• QUOTED TEXT:
[Begin]

Prompt Testing
Skill for testing, comparing, and measuring prompt performance.
Documentation
-
metrics.md - Performance metrics definition
-
methodology.md - A/B testing protocol
Testing Workflow
-
DEFINE └── Test objective └── Metrics to measure └── Success criteria
-
PREPARE └── Variants A and B └── Test dataset └── Baseline (if existing)
-
EXECUTE └── Run on dataset └── Collect results └── Document observations
-
ANALYZE └── Calculate metrics └── Compare variants └── Identify patterns
-
DECIDE └── Recommendation └── Statistical confidence └── Next iterations
Performance Metrics
Quality
Metric Description Calculation
Accuracy Correct responses Correct / Total
Compliance Format adherence Compliant / Total
Consistency Response stability 1 - Variance
Relevance Meeting the need Average score (1-5)
Efficiency
Metric Description Calculation
Tokens Input Prompt size Token count
Tokens Output Response size Token count
Latency Response time ms
Cost Price per request Tokens × Price
Robustness
Metric Description Calculation
Edge Cases Edge case handling Passed / Total
Jailbreak Resist Bypass resistance Blocked / Attempts
Error Recovery Error recovery Recovered / Errors
Test Format
Test Dataset
{ "name": "Test Dataset v1", "description": "Dataset for testing prompt XYZ", "cases": [ { "id": "case_001", "type": "standard", "input": "Test input", "expected": "Expected output", "tags": ["basic", "format"] }, { "id": "case_002", "type": "edge_case", "input": "Edge input", "expected": "Expected behavior", "tags": ["edge", "error"] } ] }
Test Report
A/B Test Report: {{TEST_NAME}}
Configuration
| Parameter | Value |
|---|---|
| Date | {{DATE}} |
| Dataset | {{DATASET}} |
| Cases tested | {{N_CASES}} |
| Model | {{MODEL}} |
Tested Variants
Variant A (Baseline)
[Description or link to prompt A]
Variant B (Challenger)

[End]

• GIVEN ENTRIES:
[Begin]

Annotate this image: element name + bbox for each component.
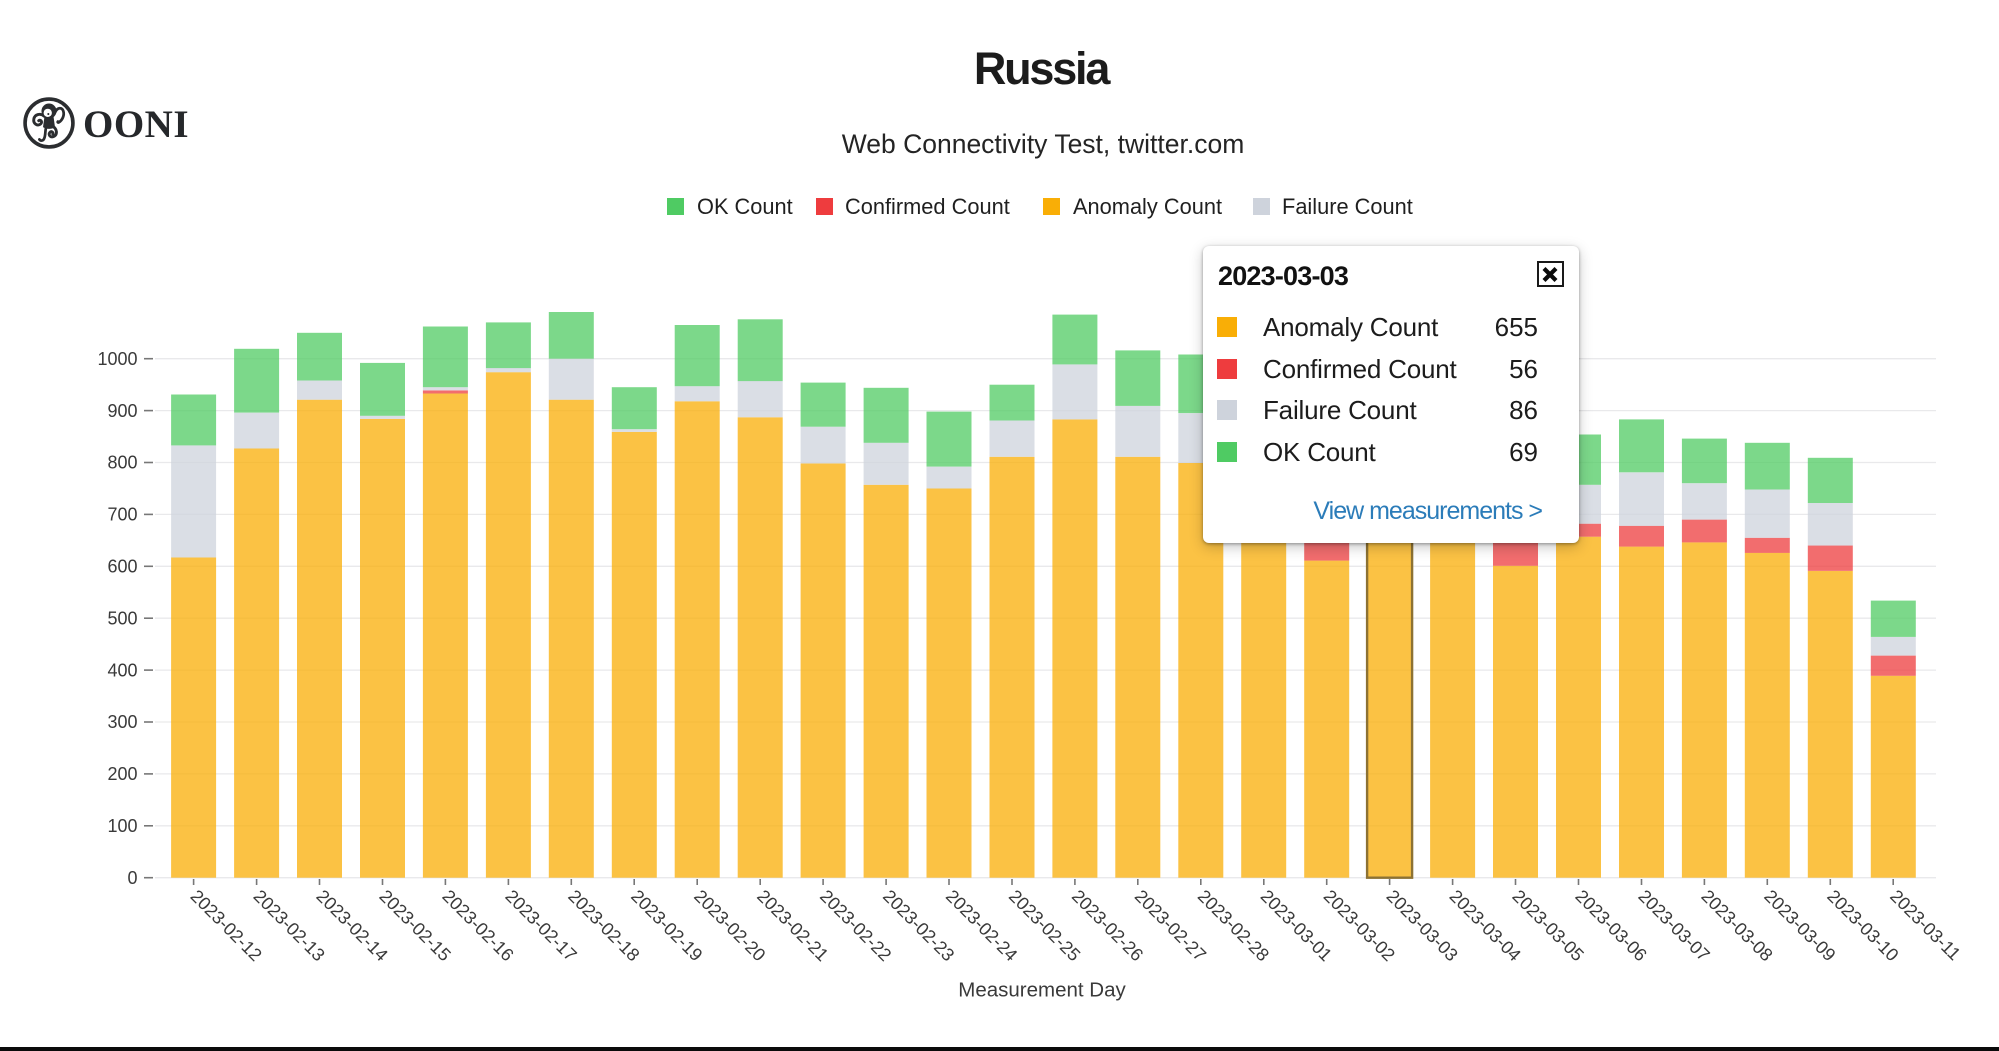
svg-text:600: 600 bbox=[107, 557, 137, 577]
svg-text:0: 0 bbox=[127, 868, 137, 888]
svg-text:400: 400 bbox=[107, 660, 137, 680]
svg-text:700: 700 bbox=[107, 505, 137, 525]
svg-text:200: 200 bbox=[107, 764, 137, 784]
svg-text:1000: 1000 bbox=[97, 349, 137, 369]
svg-text:Measurement Day: Measurement Day bbox=[958, 979, 1126, 1002]
svg-text:300: 300 bbox=[107, 712, 137, 732]
svg-text:100: 100 bbox=[107, 816, 137, 836]
svg-text:800: 800 bbox=[107, 453, 137, 473]
svg-text:900: 900 bbox=[107, 401, 137, 421]
svg-text:500: 500 bbox=[107, 608, 137, 628]
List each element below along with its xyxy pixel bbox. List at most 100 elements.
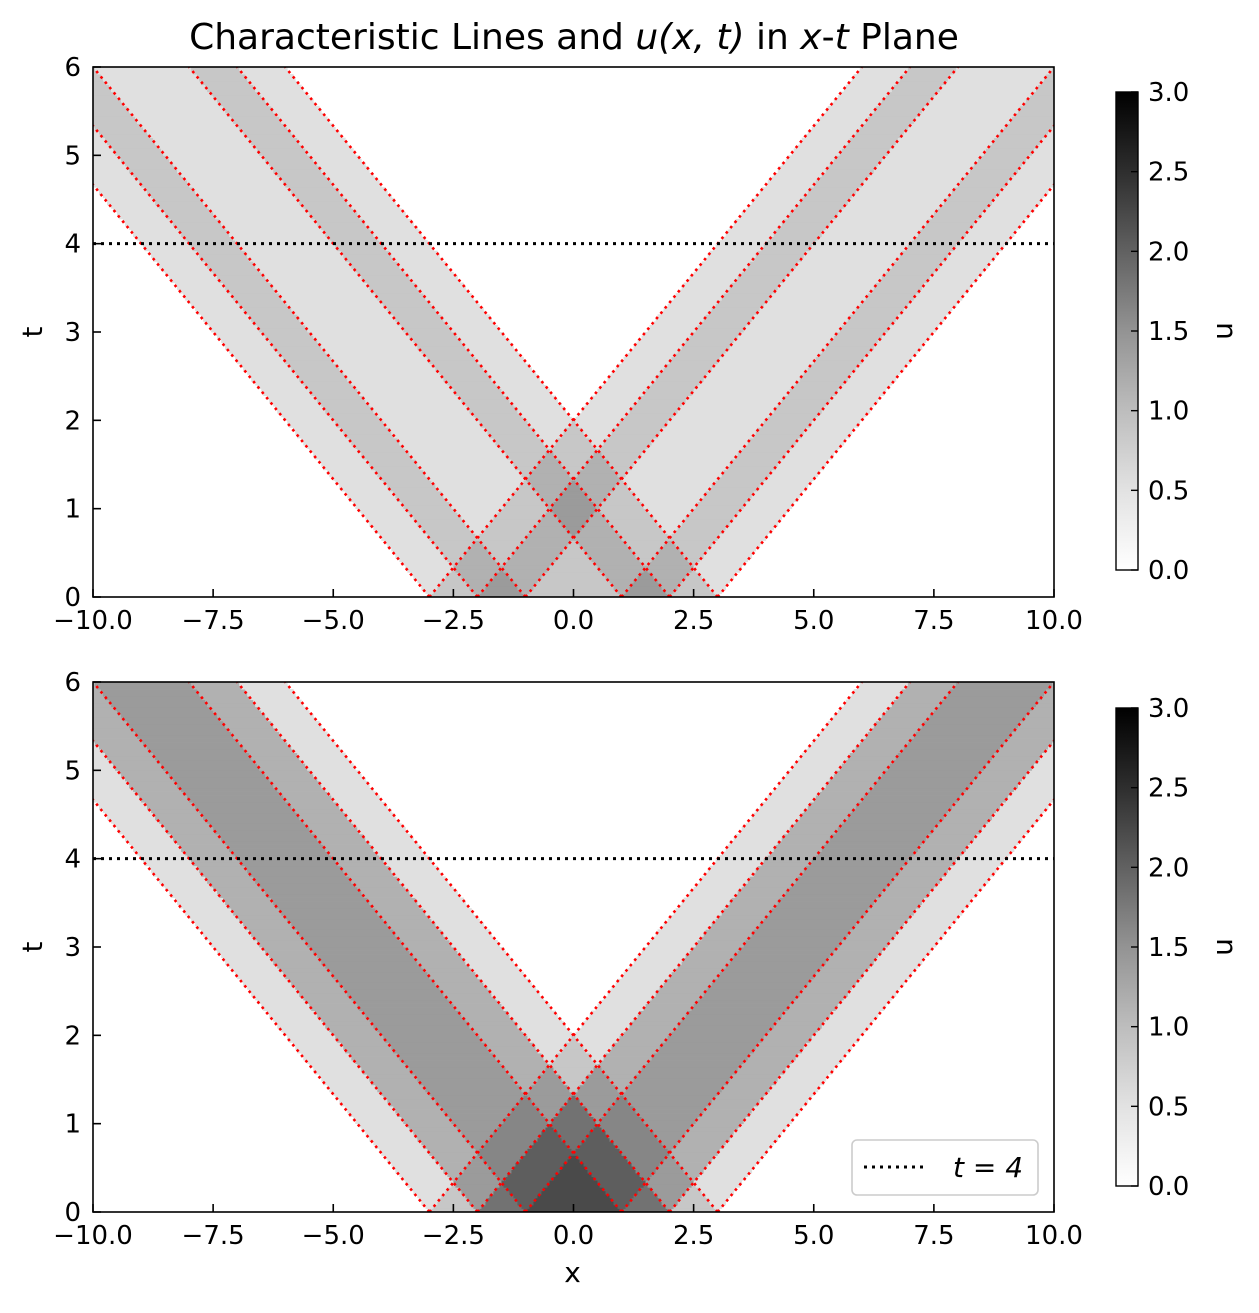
heatmap-cell: [971, 780, 1021, 785]
heatmap-cell: [351, 996, 448, 1001]
heatmap-cell: [613, 1141, 662, 1146]
heatmap-cell: [137, 735, 234, 739]
heatmap-cell: [593, 452, 602, 457]
heatmap-cell: [845, 84, 895, 89]
heatmap-cell: [393, 491, 442, 495]
heatmap-cell: [745, 939, 843, 944]
heatmap-cell: [293, 1042, 342, 1047]
heatmap-cell: [643, 947, 693, 951]
heatmap-cell: [577, 540, 626, 545]
heatmap-cell: [363, 218, 412, 223]
heatmap-cell: [631, 1162, 660, 1167]
heatmap-cell: [563, 547, 584, 552]
heatmap-cell: [199, 77, 248, 82]
heatmap-cell: [689, 1176, 699, 1181]
heatmap-cell: [833, 950, 883, 955]
colorbar-tick-label: 1.0: [1148, 397, 1189, 427]
heatmap-cell: [575, 1095, 620, 1100]
heatmap-cell: [983, 766, 1033, 771]
heatmap-cell: [119, 770, 168, 775]
heatmap-cell: [235, 356, 284, 361]
heatmap-cell: [887, 328, 937, 333]
heatmap-cell: [405, 565, 454, 570]
heatmap-cell: [625, 1155, 666, 1160]
heatmap-cell: [633, 551, 658, 555]
colorbar-tick-label: 1.5: [1148, 933, 1189, 963]
heatmap-cell: [1029, 710, 1054, 715]
heatmap-cell: [413, 515, 462, 520]
heatmap-cell: [289, 978, 338, 983]
heatmap-cell: [767, 180, 817, 184]
heatmap-cell: [563, 1045, 584, 1050]
heatmap-cell: [315, 218, 364, 223]
heatmap-cell: [461, 399, 510, 404]
heatmap-cell: [813, 183, 863, 188]
heatmap-cell: [449, 939, 498, 944]
heatmap-cell: [143, 858, 192, 863]
heatmap-cell: [359, 215, 408, 220]
heatmap-cell: [675, 353, 725, 358]
heatmap-cell: [619, 1035, 668, 1040]
heatmap-cell: [739, 508, 789, 513]
heatmap-cell: [663, 307, 713, 312]
heatmap-cell: [249, 374, 298, 379]
heatmap-cell: [505, 501, 546, 506]
heatmap-cell: [201, 314, 250, 319]
heatmap-cell: [169, 773, 266, 778]
heatmap-cell: [581, 1042, 614, 1047]
heatmap-cell: [443, 992, 492, 997]
heatmap-cell: [973, 222, 1023, 227]
heatmap-cell: [713, 540, 763, 545]
heatmap-cell: [931, 215, 981, 220]
heatmap-cell: [659, 582, 681, 587]
heatmap-cell: [909, 915, 959, 920]
top-panel: −10.0 −7.5 −5.0 −2.5 0.0 2.5 5.0 7.5 10.00123456…: [16, 53, 1239, 636]
heatmap-cell: [979, 155, 1029, 160]
heatmap-cell: [799, 756, 849, 761]
heatmap-cell: [403, 943, 452, 948]
heatmap-cell: [799, 377, 849, 382]
heatmap-cell: [303, 204, 352, 209]
heatmap-cell: [221, 339, 270, 343]
heatmap-cell: [793, 208, 843, 213]
heatmap-cell: [707, 1197, 729, 1202]
heatmap-cell: [209, 324, 258, 329]
heatmap-cell: [521, 1028, 570, 1033]
heatmap-cell: [259, 328, 308, 333]
heatmap-cell: [819, 791, 869, 796]
heatmap-cell: [559, 459, 588, 464]
heatmap-cell: [707, 370, 805, 375]
heatmap-cell: [499, 1183, 504, 1188]
heatmap-cell: [377, 473, 426, 478]
heatmap-cell: [809, 862, 907, 867]
heatmap-cell: [583, 1081, 612, 1086]
heatmap-cell: [329, 413, 378, 418]
heatmap-cell: [377, 1088, 426, 1093]
heatmap-cell: [711, 544, 761, 548]
heatmap-cell: [785, 1067, 835, 1072]
heatmap-cell: [969, 841, 1019, 845]
heatmap-cell: [689, 275, 739, 280]
heatmap-cell: [255, 88, 304, 93]
heatmap-cell: [139, 180, 188, 184]
heatmap-cell: [93, 735, 138, 739]
heatmap-cell: [893, 261, 943, 266]
heatmap-cell: [583, 1162, 632, 1167]
heatmap-cell: [1007, 180, 1054, 184]
heatmap-cell: [949, 74, 1047, 78]
heatmap-cell: [469, 1141, 486, 1146]
heatmap-cell: [469, 409, 518, 414]
heatmap-cell: [133, 788, 182, 792]
heatmap-cell: [501, 1063, 550, 1068]
heatmap-cell: [889, 148, 987, 153]
heatmap-cell: [545, 501, 554, 506]
heatmap-cell: [957, 183, 1007, 188]
heatmap-cell: [409, 1067, 506, 1072]
heatmap-cell: [475, 1031, 524, 1036]
heatmap-cell: [247, 985, 296, 990]
heatmap-cell: [789, 1063, 839, 1068]
heatmap-cell: [499, 445, 548, 449]
heatmap-cell: [133, 233, 182, 237]
heatmap-cell: [393, 551, 442, 555]
heatmap-cell: [425, 473, 522, 478]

[End]

• PROBLEMS:
1) According to the prompt testing text, how is the Consistency metric calculated?
2) In the prompt testing text, restate the workflow step that begins "DECIDE" as one brief sentence.

• TASK ANSWERS:
1) 1 - Variance

2) The DECIDE step produces a recommendation, its statistical confidence, and the next iterations.